▶ STATED EXERCISE:
With the pictures left out, return exactly the lines from the one containing "Output the text content of this document." through the end of the listing below.

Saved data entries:
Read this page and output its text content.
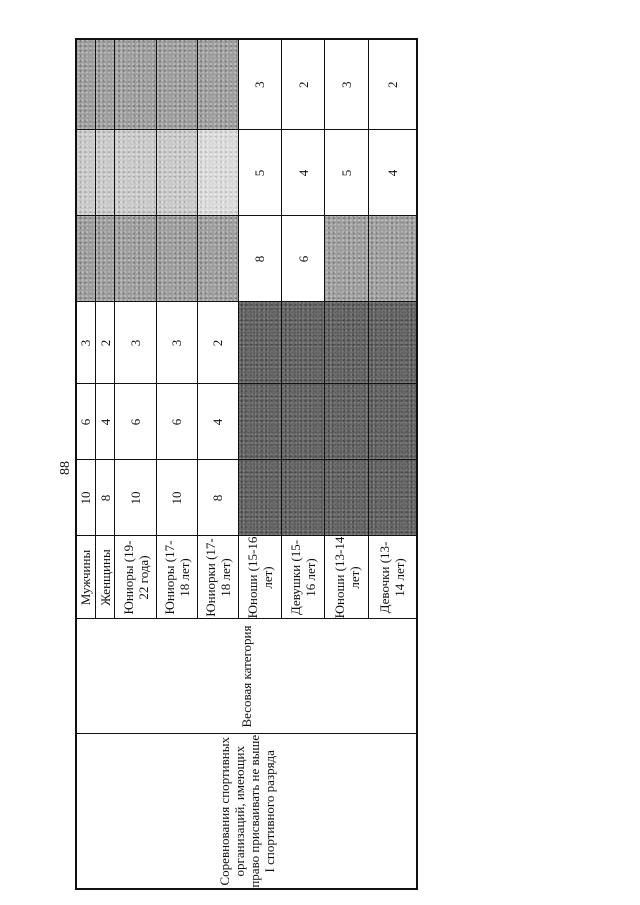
88
Соревнования спортивных организаций, имеющих право присваивать не выше I спортивного разряда	Весовая категория	Мужчины	10	6	3			
		Женщины	8	4	2			
		Юниоры (19-22 года)	10	6	3			
		Юниоры (17-18 лет)	10	6	3			
		Юниорки (17-18 лет)	8	4	2			
		Юноши (15-16 лет)				8	5	3
		Девушки (15-16 лет)				6	4	2
		Юноши (13-14 лет)					5	3
		Девочки (13-14 лет)					4	2
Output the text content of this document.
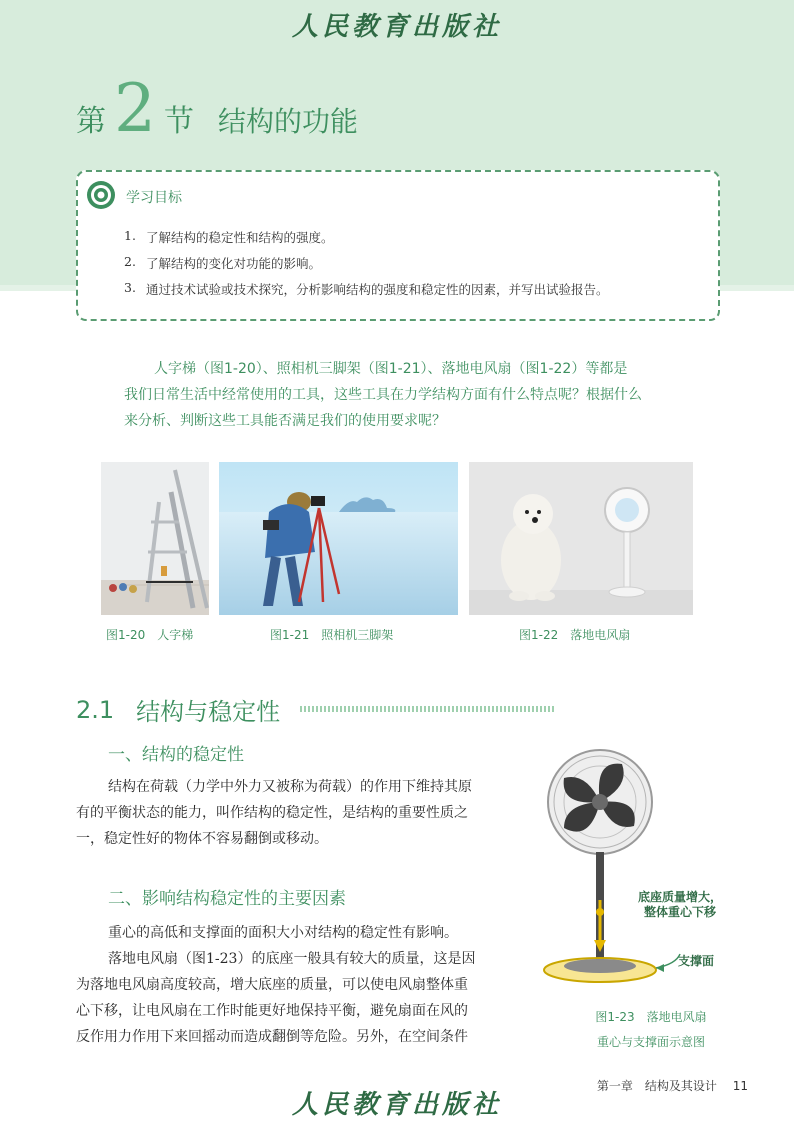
人民教育出版社
第 2 节 结构的功能
学习目标
1. 了解结构的稳定性和结构的强度。
2. 了解结构的变化对功能的影响。
3. 通过技术试验或技术探究，分析影响结构的强度和稳定性的因素，并写出试验报告。

人字梯（图1-20）、照相机三脚架（图1-21）、落地电风扇（图1-22）等都是

我们日常生活中经常使用的工具，这些工具在力学结构方面有什么特点呢？根据什么

来分析、判断这些工具能否满足我们的使用要求呢？

图1-20　人字梯	图1-21　照相机三脚架	图1-22　落地电风扇
2.1 结构与稳定性
一、结构的稳定性

结构在荷载（力学中外力又被称为荷载）的作用下维持其原

有的平衡状态的能力，叫作结构的稳定性，是结构的重要性质之

一，稳定性好的物体不容易翻倒或移动。

二、影响结构稳定性的主要因素

重心的高低和支撑面的面积大小对结构的稳定性有影响。

落地电风扇（图1-23）的底座一般具有较大的质量，这是因

为落地电风扇高度较高，增大底座的质量，可以使电风扇整体重

心下移，让电风扇在工作时能更好地保持平衡，避免扇面在风的

反作用力作用下来回摇动而造成翻倒等危险。另外，在空间条件

底座质量增大，
整体重心下移
支撑面
图1-23　落地电风扇
重心与支撑面示意图
人民教育出版社
第一章　结构及其设计 11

▶ SOLUTION:
Output the text content of this document.
人民教育出版社
第 2 节 结构的功能
学习目标
1. 了解结构的稳定性和结构的强度。
2. 了解结构的变化对功能的影响。
3. 通过技术试验或技术探究，分析影响结构的强度和稳定性的因素，并写出试验报告。

人字梯（图1-20）、照相机三脚架（图1-21）、落地电风扇（图1-22）等都是

我们日常生活中经常使用的工具，这些工具在力学结构方面有什么特点呢？根据什么

来分析、判断这些工具能否满足我们的使用要求呢？

图1-20　人字梯	图1-21　照相机三脚架	图1-22　落地电风扇
2.1 结构与稳定性
一、结构的稳定性

结构在荷载（力学中外力又被称为荷载）的作用下维持其原

有的平衡状态的能力，叫作结构的稳定性，是结构的重要性质之

一，稳定性好的物体不容易翻倒或移动。

二、影响结构稳定性的主要因素

重心的高低和支撑面的面积大小对结构的稳定性有影响。

落地电风扇（图1-23）的底座一般具有较大的质量，这是因

为落地电风扇高度较高，增大底座的质量，可以使电风扇整体重

心下移，让电风扇在工作时能更好地保持平衡，避免扇面在风的

反作用力作用下来回摇动而造成翻倒等危险。另外，在空间条件

底座质量增大，
整体重心下移
支撑面
图1-23　落地电风扇
重心与支撑面示意图
人民教育出版社
第一章　结构及其设计 11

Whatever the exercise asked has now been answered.